> _Given instruction_: Print out every line, exactly as written.

A block of data:
◆ ◆ ◆

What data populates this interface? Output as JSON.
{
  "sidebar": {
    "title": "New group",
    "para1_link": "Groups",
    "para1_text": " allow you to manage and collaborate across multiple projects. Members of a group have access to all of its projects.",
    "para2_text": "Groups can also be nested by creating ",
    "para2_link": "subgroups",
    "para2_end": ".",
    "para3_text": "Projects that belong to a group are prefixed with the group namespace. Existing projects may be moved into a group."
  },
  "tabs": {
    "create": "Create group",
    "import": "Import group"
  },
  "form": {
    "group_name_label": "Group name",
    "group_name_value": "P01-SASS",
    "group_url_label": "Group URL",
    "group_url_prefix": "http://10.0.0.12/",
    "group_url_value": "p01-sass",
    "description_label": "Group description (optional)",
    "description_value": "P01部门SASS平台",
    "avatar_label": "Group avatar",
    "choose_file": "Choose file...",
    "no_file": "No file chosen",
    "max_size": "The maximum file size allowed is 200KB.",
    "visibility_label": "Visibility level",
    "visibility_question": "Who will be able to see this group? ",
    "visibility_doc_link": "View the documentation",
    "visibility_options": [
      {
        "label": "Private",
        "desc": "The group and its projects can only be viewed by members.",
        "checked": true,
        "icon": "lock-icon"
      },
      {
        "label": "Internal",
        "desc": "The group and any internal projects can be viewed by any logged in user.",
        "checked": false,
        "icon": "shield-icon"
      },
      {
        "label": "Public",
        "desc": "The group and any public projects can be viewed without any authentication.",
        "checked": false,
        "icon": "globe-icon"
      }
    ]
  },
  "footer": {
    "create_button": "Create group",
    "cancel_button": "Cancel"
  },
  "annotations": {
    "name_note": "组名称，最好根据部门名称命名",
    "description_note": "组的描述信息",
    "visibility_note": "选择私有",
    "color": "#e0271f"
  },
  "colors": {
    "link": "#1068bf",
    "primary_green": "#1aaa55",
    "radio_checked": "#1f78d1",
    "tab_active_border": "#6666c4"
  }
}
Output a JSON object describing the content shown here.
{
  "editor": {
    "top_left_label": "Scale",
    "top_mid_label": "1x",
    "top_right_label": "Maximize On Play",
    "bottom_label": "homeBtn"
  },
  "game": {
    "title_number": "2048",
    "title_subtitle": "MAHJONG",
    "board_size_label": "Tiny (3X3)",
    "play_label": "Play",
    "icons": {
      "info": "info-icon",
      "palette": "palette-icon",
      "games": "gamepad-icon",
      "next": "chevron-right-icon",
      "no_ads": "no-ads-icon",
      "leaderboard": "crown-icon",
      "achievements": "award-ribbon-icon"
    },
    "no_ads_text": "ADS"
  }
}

◆ ◆ ◆

> _In response_:
What data populates this interface? Output as JSON.
{
  "sidebar": {
    "title": "New group",
    "para1_link": "Groups",
    "para1_text": " allow you to manage and collaborate across multiple projects. Members of a group have access to all of its projects.",
    "para2_text": "Groups can also be nested by creating ",
    "para2_link": "subgroups",
    "para2_end": ".",
    "para3_text": "Projects that belong to a group are prefixed with the group namespace. Existing projects may be moved into a group."
  },
  "tabs": {
    "create": "Create group",
    "import": "Import group"
  },
  "form": {
    "group_name_label": "Group name",
    "group_name_value": "P01-SASS",
    "group_url_label": "Group URL",
    "group_url_prefix": "http://10.0.0.12/",
    "group_url_value": "p01-sass",
    "description_label": "Group description (optional)",
    "description_value": "P01部门SASS平台",
    "avatar_label": "Group avatar",
    "choose_file": "Choose file...",
    "no_file": "No file chosen",
    "max_size": "The maximum file size allowed is 200KB.",
    "visibility_label": "Visibility level",
    "visibility_question": "Who will be able to see this group? ",
    "visibility_doc_link": "View the documentation",
    "visibility_options": [
      {
        "label": "Private",
        "desc": "The group and its projects can only be viewed by members.",
        "checked": true,
        "icon": "lock-icon"
      },
      {
        "label": "Internal",
        "desc": "The group and any internal projects can be viewed by any logged in user.",
        "checked": false,
        "icon": "shield-icon"
      },
      {
        "label": "Public",
        "desc": "The group and any public projects can be viewed without any authentication.",
        "checked": false,
        "icon": "globe-icon"
      }
    ]
  },
  "footer": {
    "create_button": "Create group",
    "cancel_button": "Cancel"
  },
  "annotations": {
    "name_note": "组名称，最好根据部门名称命名",
    "description_note": "组的描述信息",
    "visibility_note": "选择私有",
    "color": "#e0271f"
  },
  "colors": {
    "link": "#1068bf",
    "primary_green": "#1aaa55",
    "radio_checked": "#1f78d1",
    "tab_active_border": "#6666c4"
  }
}
Output a JSON object describing the content shown here.
{
  "editor": {
    "top_left_label": "Scale",
    "top_mid_label": "1x",
    "top_right_label": "Maximize On Play",
    "bottom_label": "homeBtn"
  },
  "game": {
    "title_number": "2048",
    "title_subtitle": "MAHJONG",
    "board_size_label": "Tiny (3X3)",
    "play_label": "Play",
    "icons": {
      "info": "info-icon",
      "palette": "palette-icon",
      "games": "gamepad-icon",
      "next": "chevron-right-icon",
      "no_ads": "no-ads-icon",
      "leaderboard": "crown-icon",
      "achievements": "award-ribbon-icon"
    },
    "no_ads_text": "ADS"
  }
}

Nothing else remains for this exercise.